DATA ENTRIES =
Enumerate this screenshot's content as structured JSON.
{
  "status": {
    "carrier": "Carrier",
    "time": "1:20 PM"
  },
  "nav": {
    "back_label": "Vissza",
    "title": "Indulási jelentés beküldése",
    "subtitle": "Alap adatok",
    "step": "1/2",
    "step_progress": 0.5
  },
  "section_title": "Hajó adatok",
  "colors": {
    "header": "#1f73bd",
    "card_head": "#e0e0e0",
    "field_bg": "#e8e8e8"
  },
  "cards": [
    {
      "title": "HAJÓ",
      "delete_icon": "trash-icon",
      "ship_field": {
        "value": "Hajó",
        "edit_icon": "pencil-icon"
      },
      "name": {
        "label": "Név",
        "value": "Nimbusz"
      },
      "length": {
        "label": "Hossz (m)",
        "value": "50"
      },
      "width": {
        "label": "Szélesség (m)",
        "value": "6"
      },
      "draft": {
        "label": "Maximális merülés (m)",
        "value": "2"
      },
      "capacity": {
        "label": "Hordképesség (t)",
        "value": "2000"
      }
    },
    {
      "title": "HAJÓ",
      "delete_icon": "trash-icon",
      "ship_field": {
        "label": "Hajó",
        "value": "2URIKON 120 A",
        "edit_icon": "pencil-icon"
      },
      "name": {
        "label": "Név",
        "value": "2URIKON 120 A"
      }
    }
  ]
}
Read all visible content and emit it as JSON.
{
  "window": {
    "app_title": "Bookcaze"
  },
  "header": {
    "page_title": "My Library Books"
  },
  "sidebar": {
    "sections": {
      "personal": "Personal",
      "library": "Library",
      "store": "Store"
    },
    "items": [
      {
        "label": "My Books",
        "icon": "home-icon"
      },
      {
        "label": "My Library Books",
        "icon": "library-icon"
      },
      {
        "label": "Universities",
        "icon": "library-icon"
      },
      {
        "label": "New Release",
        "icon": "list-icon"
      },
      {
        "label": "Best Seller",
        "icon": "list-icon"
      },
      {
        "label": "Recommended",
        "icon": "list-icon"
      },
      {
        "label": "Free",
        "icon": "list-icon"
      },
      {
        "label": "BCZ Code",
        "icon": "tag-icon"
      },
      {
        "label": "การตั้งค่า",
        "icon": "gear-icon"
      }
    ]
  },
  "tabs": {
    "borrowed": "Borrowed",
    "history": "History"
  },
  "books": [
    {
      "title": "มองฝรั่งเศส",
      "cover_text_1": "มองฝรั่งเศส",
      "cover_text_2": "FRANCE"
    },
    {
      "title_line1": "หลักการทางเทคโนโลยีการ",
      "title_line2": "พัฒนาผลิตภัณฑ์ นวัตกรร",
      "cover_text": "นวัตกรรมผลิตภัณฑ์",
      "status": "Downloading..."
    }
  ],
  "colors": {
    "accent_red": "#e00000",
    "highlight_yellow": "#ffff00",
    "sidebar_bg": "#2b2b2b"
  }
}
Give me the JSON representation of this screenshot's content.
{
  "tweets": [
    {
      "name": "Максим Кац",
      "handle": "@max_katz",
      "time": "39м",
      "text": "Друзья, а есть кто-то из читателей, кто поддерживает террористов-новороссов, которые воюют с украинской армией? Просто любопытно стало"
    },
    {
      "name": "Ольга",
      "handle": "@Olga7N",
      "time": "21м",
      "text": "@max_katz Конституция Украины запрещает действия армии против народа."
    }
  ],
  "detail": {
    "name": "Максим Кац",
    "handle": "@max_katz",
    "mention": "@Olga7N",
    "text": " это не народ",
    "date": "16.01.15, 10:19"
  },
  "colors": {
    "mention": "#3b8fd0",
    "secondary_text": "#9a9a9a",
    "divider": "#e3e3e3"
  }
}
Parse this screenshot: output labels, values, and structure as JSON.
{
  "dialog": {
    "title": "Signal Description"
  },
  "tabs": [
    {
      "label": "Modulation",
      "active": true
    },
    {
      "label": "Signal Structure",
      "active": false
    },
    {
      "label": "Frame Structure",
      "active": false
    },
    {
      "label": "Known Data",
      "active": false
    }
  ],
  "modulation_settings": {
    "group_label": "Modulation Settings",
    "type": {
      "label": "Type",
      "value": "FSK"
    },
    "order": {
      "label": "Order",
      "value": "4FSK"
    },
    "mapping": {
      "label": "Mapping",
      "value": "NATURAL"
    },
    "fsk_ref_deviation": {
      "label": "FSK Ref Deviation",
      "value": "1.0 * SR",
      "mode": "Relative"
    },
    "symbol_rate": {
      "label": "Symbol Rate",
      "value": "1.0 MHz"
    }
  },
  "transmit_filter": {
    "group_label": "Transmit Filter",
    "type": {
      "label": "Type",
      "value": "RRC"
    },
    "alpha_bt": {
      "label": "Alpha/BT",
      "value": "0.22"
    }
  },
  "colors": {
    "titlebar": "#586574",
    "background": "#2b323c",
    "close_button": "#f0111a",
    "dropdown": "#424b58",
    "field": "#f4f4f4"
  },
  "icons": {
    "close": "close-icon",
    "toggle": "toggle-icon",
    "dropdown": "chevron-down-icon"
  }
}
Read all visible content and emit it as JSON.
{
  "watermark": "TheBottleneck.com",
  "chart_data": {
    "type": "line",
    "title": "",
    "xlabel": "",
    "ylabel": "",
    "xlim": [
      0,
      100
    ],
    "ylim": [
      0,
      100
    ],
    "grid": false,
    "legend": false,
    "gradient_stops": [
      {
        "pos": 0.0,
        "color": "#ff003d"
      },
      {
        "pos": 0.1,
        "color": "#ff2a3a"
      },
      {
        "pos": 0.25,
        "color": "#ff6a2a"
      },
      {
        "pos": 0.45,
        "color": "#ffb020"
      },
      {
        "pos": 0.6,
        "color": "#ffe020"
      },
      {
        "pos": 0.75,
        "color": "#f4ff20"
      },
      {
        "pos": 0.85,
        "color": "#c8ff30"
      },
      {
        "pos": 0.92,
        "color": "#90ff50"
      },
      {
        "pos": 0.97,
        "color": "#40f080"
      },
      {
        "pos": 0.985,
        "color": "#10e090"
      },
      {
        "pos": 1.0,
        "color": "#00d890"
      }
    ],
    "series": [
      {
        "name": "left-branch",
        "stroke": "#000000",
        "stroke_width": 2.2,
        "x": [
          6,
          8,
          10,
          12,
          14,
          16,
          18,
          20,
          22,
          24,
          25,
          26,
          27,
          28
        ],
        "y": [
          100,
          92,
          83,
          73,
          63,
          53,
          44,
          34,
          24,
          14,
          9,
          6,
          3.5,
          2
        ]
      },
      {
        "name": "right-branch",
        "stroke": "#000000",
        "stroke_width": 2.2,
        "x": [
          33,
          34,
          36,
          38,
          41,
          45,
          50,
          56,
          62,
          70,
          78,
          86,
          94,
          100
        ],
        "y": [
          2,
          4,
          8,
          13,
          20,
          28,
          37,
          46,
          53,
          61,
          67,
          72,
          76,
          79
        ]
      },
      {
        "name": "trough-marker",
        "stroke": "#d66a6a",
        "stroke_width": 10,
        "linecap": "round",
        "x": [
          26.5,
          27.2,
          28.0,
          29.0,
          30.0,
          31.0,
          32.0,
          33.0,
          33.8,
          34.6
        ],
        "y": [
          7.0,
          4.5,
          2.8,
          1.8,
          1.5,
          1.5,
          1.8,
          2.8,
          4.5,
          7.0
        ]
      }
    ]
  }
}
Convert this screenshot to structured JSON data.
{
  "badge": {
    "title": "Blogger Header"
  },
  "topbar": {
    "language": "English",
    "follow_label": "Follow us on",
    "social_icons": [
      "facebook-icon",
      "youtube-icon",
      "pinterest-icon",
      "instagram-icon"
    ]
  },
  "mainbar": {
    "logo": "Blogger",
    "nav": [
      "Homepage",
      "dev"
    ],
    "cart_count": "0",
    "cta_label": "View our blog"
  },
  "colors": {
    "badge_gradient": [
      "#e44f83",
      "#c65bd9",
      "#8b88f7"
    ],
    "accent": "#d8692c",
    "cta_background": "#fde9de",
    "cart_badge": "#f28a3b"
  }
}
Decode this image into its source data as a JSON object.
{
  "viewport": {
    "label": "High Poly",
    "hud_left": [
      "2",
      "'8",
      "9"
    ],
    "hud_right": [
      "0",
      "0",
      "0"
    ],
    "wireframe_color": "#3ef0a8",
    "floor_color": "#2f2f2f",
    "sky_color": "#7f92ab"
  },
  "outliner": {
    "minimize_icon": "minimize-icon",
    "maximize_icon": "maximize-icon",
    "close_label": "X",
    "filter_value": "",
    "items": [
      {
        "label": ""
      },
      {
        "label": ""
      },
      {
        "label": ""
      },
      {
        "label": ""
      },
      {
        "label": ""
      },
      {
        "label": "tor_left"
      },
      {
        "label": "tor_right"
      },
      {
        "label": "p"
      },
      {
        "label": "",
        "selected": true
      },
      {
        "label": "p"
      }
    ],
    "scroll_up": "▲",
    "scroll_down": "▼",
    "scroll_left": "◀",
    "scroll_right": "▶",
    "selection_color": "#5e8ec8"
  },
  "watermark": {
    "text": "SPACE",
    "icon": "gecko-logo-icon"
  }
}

TASK GOAL = Return the line that contains "Convert this screenshot" along with every line after it through the end of the entries, exactly, adding nothing.

COMPLETE ANSWER =
Convert this screenshot to structured JSON data.
{
  "badge": {
    "title": "Blogger Header"
  },
  "topbar": {
    "language": "English",
    "follow_label": "Follow us on",
    "social_icons": [
      "facebook-icon",
      "youtube-icon",
      "pinterest-icon",
      "instagram-icon"
    ]
  },
  "mainbar": {
    "logo": "Blogger",
    "nav": [
      "Homepage",
      "dev"
    ],
    "cart_count": "0",
    "cta_label": "View our blog"
  },
  "colors": {
    "badge_gradient": [
      "#e44f83",
      "#c65bd9",
      "#8b88f7"
    ],
    "accent": "#d8692c",
    "cta_background": "#fde9de",
    "cart_badge": "#f28a3b"
  }
}
Decode this image into its source data as a JSON object.
{
  "viewport": {
    "label": "High Poly",
    "hud_left": [
      "2",
      "'8",
      "9"
    ],
    "hud_right": [
      "0",
      "0",
      "0"
    ],
    "wireframe_color": "#3ef0a8",
    "floor_color": "#2f2f2f",
    "sky_color": "#7f92ab"
  },
  "outliner": {
    "minimize_icon": "minimize-icon",
    "maximize_icon": "maximize-icon",
    "close_label": "X",
    "filter_value": "",
    "items": [
      {
        "label": ""
      },
      {
        "label": ""
      },
      {
        "label": ""
      },
      {
        "label": ""
      },
      {
        "label": ""
      },
      {
        "label": "tor_left"
      },
      {
        "label": "tor_right"
      },
      {
        "label": "p"
      },
      {
        "label": "",
        "selected": true
      },
      {
        "label": "p"
      }
    ],
    "scroll_up": "▲",
    "scroll_down": "▼",
    "scroll_left": "◀",
    "scroll_right": "▶",
    "selection_color": "#5e8ec8"
  },
  "watermark": {
    "text": "SPACE",
    "icon": "gecko-logo-icon"
  }
}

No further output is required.